**Written problem:**
Only the number is wanted: how many lines contain the word "างเวลาเร"?

— begin Task material —

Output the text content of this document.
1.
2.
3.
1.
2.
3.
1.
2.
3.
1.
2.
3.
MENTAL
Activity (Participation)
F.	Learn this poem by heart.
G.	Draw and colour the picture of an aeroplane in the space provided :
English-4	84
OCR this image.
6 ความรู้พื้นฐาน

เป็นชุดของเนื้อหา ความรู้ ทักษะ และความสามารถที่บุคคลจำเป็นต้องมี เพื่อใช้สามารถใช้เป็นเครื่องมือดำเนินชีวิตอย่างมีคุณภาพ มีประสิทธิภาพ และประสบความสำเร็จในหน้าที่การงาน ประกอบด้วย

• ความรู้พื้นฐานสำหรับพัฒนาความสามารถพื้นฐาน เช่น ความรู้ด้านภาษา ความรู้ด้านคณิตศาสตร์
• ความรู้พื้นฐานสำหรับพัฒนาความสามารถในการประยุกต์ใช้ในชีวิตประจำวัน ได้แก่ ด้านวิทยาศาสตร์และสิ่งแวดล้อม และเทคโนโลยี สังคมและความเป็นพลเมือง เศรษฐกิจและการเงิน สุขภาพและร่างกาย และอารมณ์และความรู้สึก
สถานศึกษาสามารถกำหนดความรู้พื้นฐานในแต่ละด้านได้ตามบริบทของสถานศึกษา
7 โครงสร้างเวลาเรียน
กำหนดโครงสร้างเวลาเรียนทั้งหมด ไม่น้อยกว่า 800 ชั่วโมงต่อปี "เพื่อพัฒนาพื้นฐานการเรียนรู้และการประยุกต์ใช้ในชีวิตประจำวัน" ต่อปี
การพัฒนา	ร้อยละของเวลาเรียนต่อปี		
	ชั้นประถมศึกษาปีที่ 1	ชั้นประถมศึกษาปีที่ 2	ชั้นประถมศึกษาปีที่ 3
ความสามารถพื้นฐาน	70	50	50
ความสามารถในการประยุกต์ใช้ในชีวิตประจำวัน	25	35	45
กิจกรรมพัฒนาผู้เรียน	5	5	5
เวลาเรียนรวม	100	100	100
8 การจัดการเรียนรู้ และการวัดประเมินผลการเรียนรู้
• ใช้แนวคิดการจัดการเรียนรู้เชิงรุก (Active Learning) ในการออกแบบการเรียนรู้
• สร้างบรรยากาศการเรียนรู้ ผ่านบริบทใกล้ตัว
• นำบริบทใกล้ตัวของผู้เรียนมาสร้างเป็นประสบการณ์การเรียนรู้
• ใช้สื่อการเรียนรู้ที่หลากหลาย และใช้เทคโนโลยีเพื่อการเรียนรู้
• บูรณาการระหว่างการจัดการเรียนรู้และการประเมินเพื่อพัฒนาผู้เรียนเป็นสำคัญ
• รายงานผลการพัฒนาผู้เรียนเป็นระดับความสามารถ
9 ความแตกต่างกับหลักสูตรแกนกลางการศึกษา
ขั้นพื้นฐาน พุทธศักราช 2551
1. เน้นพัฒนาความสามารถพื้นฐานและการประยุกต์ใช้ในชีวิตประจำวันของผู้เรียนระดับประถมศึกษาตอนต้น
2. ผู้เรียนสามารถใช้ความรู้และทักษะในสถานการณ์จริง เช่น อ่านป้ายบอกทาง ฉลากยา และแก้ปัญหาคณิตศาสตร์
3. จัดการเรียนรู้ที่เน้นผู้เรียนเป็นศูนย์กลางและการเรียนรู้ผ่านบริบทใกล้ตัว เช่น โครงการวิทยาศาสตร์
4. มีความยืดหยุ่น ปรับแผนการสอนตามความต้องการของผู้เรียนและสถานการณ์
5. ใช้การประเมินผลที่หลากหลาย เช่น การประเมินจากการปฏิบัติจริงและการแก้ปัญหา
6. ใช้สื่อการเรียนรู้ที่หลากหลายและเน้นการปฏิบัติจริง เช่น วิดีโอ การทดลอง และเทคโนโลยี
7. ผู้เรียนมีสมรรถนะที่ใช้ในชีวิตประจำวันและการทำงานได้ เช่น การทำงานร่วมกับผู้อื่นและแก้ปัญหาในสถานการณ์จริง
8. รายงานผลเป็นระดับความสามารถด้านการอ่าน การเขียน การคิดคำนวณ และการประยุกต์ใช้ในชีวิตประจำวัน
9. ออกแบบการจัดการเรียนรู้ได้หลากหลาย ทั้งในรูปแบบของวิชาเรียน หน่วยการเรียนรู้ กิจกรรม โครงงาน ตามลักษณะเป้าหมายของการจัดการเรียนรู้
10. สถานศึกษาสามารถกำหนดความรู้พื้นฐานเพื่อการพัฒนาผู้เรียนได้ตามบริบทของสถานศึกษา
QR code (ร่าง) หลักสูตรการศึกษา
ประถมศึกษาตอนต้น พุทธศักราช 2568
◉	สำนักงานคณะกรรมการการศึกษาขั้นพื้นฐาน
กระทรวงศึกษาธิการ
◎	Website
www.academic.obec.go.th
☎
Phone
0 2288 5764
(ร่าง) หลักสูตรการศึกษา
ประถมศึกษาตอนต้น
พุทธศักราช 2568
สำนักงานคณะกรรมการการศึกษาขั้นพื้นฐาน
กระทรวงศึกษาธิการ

— end Task material —

**Written reply:**
2